__Given problem__. Give all of the lines again exactly as they read.

============================================================

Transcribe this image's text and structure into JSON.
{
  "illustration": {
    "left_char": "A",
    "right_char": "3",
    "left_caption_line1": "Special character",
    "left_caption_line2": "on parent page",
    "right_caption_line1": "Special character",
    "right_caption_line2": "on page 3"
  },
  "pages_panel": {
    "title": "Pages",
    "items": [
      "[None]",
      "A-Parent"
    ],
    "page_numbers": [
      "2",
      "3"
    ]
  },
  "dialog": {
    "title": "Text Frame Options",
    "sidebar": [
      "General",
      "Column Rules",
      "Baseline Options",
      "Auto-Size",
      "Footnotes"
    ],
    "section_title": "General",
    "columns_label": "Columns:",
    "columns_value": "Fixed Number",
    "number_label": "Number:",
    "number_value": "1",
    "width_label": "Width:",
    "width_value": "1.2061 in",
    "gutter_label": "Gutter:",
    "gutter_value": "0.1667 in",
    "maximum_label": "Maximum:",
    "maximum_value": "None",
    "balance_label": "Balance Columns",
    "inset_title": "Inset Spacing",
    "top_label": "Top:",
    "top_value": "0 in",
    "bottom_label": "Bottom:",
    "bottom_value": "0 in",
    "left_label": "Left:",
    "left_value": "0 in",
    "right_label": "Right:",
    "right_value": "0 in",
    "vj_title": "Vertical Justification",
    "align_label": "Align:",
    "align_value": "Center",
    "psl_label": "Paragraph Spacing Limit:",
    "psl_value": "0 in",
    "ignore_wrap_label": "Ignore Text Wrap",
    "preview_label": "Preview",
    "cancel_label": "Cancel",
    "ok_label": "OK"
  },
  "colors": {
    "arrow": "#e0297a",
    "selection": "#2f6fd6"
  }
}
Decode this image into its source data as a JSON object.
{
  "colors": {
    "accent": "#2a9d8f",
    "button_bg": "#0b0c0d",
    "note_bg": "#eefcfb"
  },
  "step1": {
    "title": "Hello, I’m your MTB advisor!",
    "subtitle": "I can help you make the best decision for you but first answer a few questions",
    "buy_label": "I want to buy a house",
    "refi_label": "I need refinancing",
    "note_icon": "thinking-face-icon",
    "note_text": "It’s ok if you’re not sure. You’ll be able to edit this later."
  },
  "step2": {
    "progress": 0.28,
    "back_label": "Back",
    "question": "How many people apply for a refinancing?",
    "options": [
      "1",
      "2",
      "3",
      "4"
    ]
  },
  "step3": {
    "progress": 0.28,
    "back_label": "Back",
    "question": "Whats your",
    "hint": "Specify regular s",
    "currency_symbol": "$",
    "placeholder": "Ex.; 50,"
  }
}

============================================================

__Result__.
Transcribe this image's text and structure into JSON.
{
  "illustration": {
    "left_char": "A",
    "right_char": "3",
    "left_caption_line1": "Special character",
    "left_caption_line2": "on parent page",
    "right_caption_line1": "Special character",
    "right_caption_line2": "on page 3"
  },
  "pages_panel": {
    "title": "Pages",
    "items": [
      "[None]",
      "A-Parent"
    ],
    "page_numbers": [
      "2",
      "3"
    ]
  },
  "dialog": {
    "title": "Text Frame Options",
    "sidebar": [
      "General",
      "Column Rules",
      "Baseline Options",
      "Auto-Size",
      "Footnotes"
    ],
    "section_title": "General",
    "columns_label": "Columns:",
    "columns_value": "Fixed Number",
    "number_label": "Number:",
    "number_value": "1",
    "width_label": "Width:",
    "width_value": "1.2061 in",
    "gutter_label": "Gutter:",
    "gutter_value": "0.1667 in",
    "maximum_label": "Maximum:",
    "maximum_value": "None",
    "balance_label": "Balance Columns",
    "inset_title": "Inset Spacing",
    "top_label": "Top:",
    "top_value": "0 in",
    "bottom_label": "Bottom:",
    "bottom_value": "0 in",
    "left_label": "Left:",
    "left_value": "0 in",
    "right_label": "Right:",
    "right_value": "0 in",
    "vj_title": "Vertical Justification",
    "align_label": "Align:",
    "align_value": "Center",
    "psl_label": "Paragraph Spacing Limit:",
    "psl_value": "0 in",
    "ignore_wrap_label": "Ignore Text Wrap",
    "preview_label": "Preview",
    "cancel_label": "Cancel",
    "ok_label": "OK"
  },
  "colors": {
    "arrow": "#e0297a",
    "selection": "#2f6fd6"
  }
}
Decode this image into its source data as a JSON object.
{
  "colors": {
    "accent": "#2a9d8f",
    "button_bg": "#0b0c0d",
    "note_bg": "#eefcfb"
  },
  "step1": {
    "title": "Hello, I’m your MTB advisor!",
    "subtitle": "I can help you make the best decision for you but first answer a few questions",
    "buy_label": "I want to buy a house",
    "refi_label": "I need refinancing",
    "note_icon": "thinking-face-icon",
    "note_text": "It’s ok if you’re not sure. You’ll be able to edit this later."
  },
  "step2": {
    "progress": 0.28,
    "back_label": "Back",
    "question": "How many people apply for a refinancing?",
    "options": [
      "1",
      "2",
      "3",
      "4"
    ]
  },
  "step3": {
    "progress": 0.28,
    "back_label": "Back",
    "question": "Whats your",
    "hint": "Specify regular s",
    "currency_symbol": "$",
    "placeholder": "Ex.; 50,"
  }
}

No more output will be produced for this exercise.